◆ Listing:

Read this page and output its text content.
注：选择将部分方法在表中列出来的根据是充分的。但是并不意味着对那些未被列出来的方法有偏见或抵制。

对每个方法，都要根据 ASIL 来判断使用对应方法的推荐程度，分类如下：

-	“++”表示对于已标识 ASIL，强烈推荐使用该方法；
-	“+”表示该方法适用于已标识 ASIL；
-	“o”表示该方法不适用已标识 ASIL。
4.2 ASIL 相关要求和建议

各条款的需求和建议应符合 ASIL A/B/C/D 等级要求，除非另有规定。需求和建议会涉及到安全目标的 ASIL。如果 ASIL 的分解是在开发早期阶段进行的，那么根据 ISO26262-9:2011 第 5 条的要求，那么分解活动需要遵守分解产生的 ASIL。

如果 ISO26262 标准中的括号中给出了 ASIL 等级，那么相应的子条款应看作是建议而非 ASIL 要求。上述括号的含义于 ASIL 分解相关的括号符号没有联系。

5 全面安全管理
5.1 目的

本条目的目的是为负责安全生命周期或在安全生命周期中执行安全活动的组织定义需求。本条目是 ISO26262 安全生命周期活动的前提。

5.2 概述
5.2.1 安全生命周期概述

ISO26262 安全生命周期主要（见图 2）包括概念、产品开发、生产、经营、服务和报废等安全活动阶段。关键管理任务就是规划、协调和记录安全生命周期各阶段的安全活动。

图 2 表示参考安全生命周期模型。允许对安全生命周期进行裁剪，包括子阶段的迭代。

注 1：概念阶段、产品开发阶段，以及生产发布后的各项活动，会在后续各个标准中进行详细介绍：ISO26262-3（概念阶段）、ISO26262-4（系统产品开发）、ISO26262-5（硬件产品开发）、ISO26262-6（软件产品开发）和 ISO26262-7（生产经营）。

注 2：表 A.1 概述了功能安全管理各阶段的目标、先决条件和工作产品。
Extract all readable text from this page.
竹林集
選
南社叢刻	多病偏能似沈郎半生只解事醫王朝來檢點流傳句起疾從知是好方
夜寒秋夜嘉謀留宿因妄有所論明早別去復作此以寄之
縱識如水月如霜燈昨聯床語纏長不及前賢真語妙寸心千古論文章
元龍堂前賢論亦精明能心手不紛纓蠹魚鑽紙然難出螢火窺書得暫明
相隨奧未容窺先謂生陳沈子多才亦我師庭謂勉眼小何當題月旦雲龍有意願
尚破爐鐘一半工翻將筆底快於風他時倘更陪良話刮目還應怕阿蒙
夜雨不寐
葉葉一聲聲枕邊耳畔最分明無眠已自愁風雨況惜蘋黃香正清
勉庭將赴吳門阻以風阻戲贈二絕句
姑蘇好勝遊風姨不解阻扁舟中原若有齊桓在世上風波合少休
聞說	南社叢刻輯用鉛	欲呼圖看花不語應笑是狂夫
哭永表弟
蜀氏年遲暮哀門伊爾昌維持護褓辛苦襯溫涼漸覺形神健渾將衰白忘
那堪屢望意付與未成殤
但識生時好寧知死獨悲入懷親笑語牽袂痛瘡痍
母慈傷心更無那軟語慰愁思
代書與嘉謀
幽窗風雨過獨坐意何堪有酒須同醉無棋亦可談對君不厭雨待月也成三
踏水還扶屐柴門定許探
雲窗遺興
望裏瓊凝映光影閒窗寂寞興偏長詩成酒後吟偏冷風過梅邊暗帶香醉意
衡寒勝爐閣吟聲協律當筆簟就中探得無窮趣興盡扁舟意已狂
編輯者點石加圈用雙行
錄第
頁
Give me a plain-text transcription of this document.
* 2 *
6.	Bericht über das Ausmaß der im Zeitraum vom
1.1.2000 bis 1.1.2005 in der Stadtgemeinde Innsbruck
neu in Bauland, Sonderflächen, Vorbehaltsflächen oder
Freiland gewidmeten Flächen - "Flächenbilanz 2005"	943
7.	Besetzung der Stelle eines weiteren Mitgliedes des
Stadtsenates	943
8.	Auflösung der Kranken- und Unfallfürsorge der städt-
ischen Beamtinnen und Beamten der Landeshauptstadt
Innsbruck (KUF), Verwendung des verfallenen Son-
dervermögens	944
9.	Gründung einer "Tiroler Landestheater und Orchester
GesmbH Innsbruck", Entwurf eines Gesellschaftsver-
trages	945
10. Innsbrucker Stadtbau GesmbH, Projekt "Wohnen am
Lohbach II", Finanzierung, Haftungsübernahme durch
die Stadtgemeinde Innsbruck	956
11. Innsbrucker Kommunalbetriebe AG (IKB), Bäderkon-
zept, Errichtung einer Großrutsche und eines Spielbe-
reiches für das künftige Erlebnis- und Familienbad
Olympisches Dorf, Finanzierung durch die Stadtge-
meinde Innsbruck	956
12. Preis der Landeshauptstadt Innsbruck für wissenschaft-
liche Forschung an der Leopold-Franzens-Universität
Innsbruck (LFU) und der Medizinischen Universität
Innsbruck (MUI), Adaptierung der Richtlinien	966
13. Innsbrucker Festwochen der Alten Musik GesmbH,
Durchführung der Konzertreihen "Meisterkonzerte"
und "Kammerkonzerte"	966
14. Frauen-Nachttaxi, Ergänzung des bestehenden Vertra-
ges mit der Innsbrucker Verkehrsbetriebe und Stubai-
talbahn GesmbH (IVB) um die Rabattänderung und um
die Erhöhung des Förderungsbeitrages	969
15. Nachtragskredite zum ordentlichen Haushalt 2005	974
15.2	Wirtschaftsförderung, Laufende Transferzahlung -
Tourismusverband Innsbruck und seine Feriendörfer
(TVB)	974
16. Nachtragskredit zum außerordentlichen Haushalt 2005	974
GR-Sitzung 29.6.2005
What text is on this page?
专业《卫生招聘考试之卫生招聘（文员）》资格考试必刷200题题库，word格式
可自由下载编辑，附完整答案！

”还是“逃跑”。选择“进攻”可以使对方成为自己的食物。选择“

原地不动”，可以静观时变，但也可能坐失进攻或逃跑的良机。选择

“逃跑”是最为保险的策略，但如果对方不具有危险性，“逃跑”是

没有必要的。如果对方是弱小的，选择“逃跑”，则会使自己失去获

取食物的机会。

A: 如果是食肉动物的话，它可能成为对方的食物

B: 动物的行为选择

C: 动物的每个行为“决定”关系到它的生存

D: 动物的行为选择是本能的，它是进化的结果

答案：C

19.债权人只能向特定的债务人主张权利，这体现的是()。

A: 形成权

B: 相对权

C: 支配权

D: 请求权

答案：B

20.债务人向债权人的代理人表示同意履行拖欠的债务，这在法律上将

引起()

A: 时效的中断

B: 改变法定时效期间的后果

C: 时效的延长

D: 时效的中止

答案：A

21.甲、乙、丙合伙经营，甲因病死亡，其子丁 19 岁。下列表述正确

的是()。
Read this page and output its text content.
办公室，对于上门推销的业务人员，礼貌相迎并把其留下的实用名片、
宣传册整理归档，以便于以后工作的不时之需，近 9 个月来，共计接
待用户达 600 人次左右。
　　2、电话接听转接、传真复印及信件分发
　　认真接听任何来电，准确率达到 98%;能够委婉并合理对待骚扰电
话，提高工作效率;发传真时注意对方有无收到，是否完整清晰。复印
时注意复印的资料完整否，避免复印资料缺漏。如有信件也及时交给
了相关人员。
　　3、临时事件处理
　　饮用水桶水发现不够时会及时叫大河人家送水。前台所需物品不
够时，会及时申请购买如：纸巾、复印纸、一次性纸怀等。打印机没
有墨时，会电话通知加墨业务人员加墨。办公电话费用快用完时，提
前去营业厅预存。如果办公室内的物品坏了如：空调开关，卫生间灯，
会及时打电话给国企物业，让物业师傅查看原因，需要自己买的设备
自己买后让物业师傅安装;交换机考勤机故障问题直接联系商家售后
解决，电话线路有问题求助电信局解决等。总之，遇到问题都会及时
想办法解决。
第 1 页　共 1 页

◆ Written problem: Reproduce every record above exactly as it appears.

◆ Exercise result:
Read this page and output its text content.
注：选择将部分方法在表中列出来的根据是充分的。但是并不意味着对那些未被列出来的方法有偏见或抵制。

对每个方法，都要根据 ASIL 来判断使用对应方法的推荐程度，分类如下：

-	“++”表示对于已标识 ASIL，强烈推荐使用该方法；
-	“+”表示该方法适用于已标识 ASIL；
-	“o”表示该方法不适用已标识 ASIL。
4.2 ASIL 相关要求和建议

各条款的需求和建议应符合 ASIL A/B/C/D 等级要求，除非另有规定。需求和建议会涉及到安全目标的 ASIL。如果 ASIL 的分解是在开发早期阶段进行的，那么根据 ISO26262-9:2011 第 5 条的要求，那么分解活动需要遵守分解产生的 ASIL。

如果 ISO26262 标准中的括号中给出了 ASIL 等级，那么相应的子条款应看作是建议而非 ASIL 要求。上述括号的含义于 ASIL 分解相关的括号符号没有联系。

5 全面安全管理
5.1 目的

本条目的目的是为负责安全生命周期或在安全生命周期中执行安全活动的组织定义需求。本条目是 ISO26262 安全生命周期活动的前提。

5.2 概述
5.2.1 安全生命周期概述

ISO26262 安全生命周期主要（见图 2）包括概念、产品开发、生产、经营、服务和报废等安全活动阶段。关键管理任务就是规划、协调和记录安全生命周期各阶段的安全活动。

图 2 表示参考安全生命周期模型。允许对安全生命周期进行裁剪，包括子阶段的迭代。

注 1：概念阶段、产品开发阶段，以及生产发布后的各项活动，会在后续各个标准中进行详细介绍：ISO26262-3（概念阶段）、ISO26262-4（系统产品开发）、ISO26262-5（硬件产品开发）、ISO26262-6（软件产品开发）和 ISO26262-7（生产经营）。

注 2：表 A.1 概述了功能安全管理各阶段的目标、先决条件和工作产品。
Extract all readable text from this page.
竹林集
選
南社叢刻	多病偏能似沈郎半生只解事醫王朝來檢點流傳句起疾從知是好方
夜寒秋夜嘉謀留宿因妄有所論明早別去復作此以寄之
縱識如水月如霜燈昨聯床語纏長不及前賢真語妙寸心千古論文章
元龍堂前賢論亦精明能心手不紛纓蠹魚鑽紙然難出螢火窺書得暫明
相隨奧未容窺先謂生陳沈子多才亦我師庭謂勉眼小何當題月旦雲龍有意願
尚破爐鐘一半工翻將筆底快於風他時倘更陪良話刮目還應怕阿蒙
夜雨不寐
葉葉一聲聲枕邊耳畔最分明無眠已自愁風雨況惜蘋黃香正清
勉庭將赴吳門阻以風阻戲贈二絕句
姑蘇好勝遊風姨不解阻扁舟中原若有齊桓在世上風波合少休
聞說	南社叢刻輯用鉛	欲呼圖看花不語應笑是狂夫
哭永表弟
蜀氏年遲暮哀門伊爾昌維持護褓辛苦襯溫涼漸覺形神健渾將衰白忘
那堪屢望意付與未成殤
但識生時好寧知死獨悲入懷親笑語牽袂痛瘡痍
母慈傷心更無那軟語慰愁思
代書與嘉謀
幽窗風雨過獨坐意何堪有酒須同醉無棋亦可談對君不厭雨待月也成三
踏水還扶屐柴門定許探
雲窗遺興
望裏瓊凝映光影閒窗寂寞興偏長詩成酒後吟偏冷風過梅邊暗帶香醉意
衡寒勝爐閣吟聲協律當筆簟就中探得無窮趣興盡扁舟意已狂
編輯者點石加圈用雙行
錄第
頁
Give me a plain-text transcription of this document.
* 2 *
6.	Bericht über das Ausmaß der im Zeitraum vom
1.1.2000 bis 1.1.2005 in der Stadtgemeinde Innsbruck
neu in Bauland, Sonderflächen, Vorbehaltsflächen oder
Freiland gewidmeten Flächen - "Flächenbilanz 2005"	943
7.	Besetzung der Stelle eines weiteren Mitgliedes des
Stadtsenates	943
8.	Auflösung der Kranken- und Unfallfürsorge der städt-
ischen Beamtinnen und Beamten der Landeshauptstadt
Innsbruck (KUF), Verwendung des verfallenen Son-
dervermögens	944
9.	Gründung einer "Tiroler Landestheater und Orchester
GesmbH Innsbruck", Entwurf eines Gesellschaftsver-
trages	945
10. Innsbrucker Stadtbau GesmbH, Projekt "Wohnen am
Lohbach II", Finanzierung, Haftungsübernahme durch
die Stadtgemeinde Innsbruck	956
11. Innsbrucker Kommunalbetriebe AG (IKB), Bäderkon-
zept, Errichtung einer Großrutsche und eines Spielbe-
reiches für das künftige Erlebnis- und Familienbad
Olympisches Dorf, Finanzierung durch die Stadtge-
meinde Innsbruck	956
12. Preis der Landeshauptstadt Innsbruck für wissenschaft-
liche Forschung an der Leopold-Franzens-Universität
Innsbruck (LFU) und der Medizinischen Universität
Innsbruck (MUI), Adaptierung der Richtlinien	966
13. Innsbrucker Festwochen der Alten Musik GesmbH,
Durchführung der Konzertreihen "Meisterkonzerte"
und "Kammerkonzerte"	966
14. Frauen-Nachttaxi, Ergänzung des bestehenden Vertra-
ges mit der Innsbrucker Verkehrsbetriebe und Stubai-
talbahn GesmbH (IVB) um die Rabattänderung und um
die Erhöhung des Förderungsbeitrages	969
15. Nachtragskredite zum ordentlichen Haushalt 2005	974
15.2	Wirtschaftsförderung, Laufende Transferzahlung -
Tourismusverband Innsbruck und seine Feriendörfer
(TVB)	974
16. Nachtragskredit zum außerordentlichen Haushalt 2005	974
GR-Sitzung 29.6.2005
What text is on this page?
专业《卫生招聘考试之卫生招聘（文员）》资格考试必刷200题题库，word格式
可自由下载编辑，附完整答案！

”还是“逃跑”。选择“进攻”可以使对方成为自己的食物。选择“

原地不动”，可以静观时变，但也可能坐失进攻或逃跑的良机。选择

“逃跑”是最为保险的策略，但如果对方不具有危险性，“逃跑”是

没有必要的。如果对方是弱小的，选择“逃跑”，则会使自己失去获

取食物的机会。

A: 如果是食肉动物的话，它可能成为对方的食物

B: 动物的行为选择

C: 动物的每个行为“决定”关系到它的生存

D: 动物的行为选择是本能的，它是进化的结果

答案：C

19.债权人只能向特定的债务人主张权利，这体现的是()。

A: 形成权

B: 相对权

C: 支配权

D: 请求权

答案：B

20.债务人向债权人的代理人表示同意履行拖欠的债务，这在法律上将

引起()

A: 时效的中断

B: 改变法定时效期间的后果

C: 时效的延长

D: 时效的中止

答案：A

21.甲、乙、丙合伙经营，甲因病死亡，其子丁 19 岁。下列表述正确

的是()。
Read this page and output its text content.
办公室，对于上门推销的业务人员，礼貌相迎并把其留下的实用名片、
宣传册整理归档，以便于以后工作的不时之需，近 9 个月来，共计接
待用户达 600 人次左右。
　　2、电话接听转接、传真复印及信件分发
　　认真接听任何来电，准确率达到 98%;能够委婉并合理对待骚扰电
话，提高工作效率;发传真时注意对方有无收到，是否完整清晰。复印
时注意复印的资料完整否，避免复印资料缺漏。如有信件也及时交给
了相关人员。
　　3、临时事件处理
　　饮用水桶水发现不够时会及时叫大河人家送水。前台所需物品不
够时，会及时申请购买如：纸巾、复印纸、一次性纸怀等。打印机没
有墨时，会电话通知加墨业务人员加墨。办公电话费用快用完时，提
前去营业厅预存。如果办公室内的物品坏了如：空调开关，卫生间灯，
会及时打电话给国企物业，让物业师傅查看原因，需要自己买的设备
自己买后让物业师傅安装;交换机考勤机故障问题直接联系商家售后
解决，电话线路有问题求助电信局解决等。总之，遇到问题都会及时
想办法解决。
第 1 页　共 1 页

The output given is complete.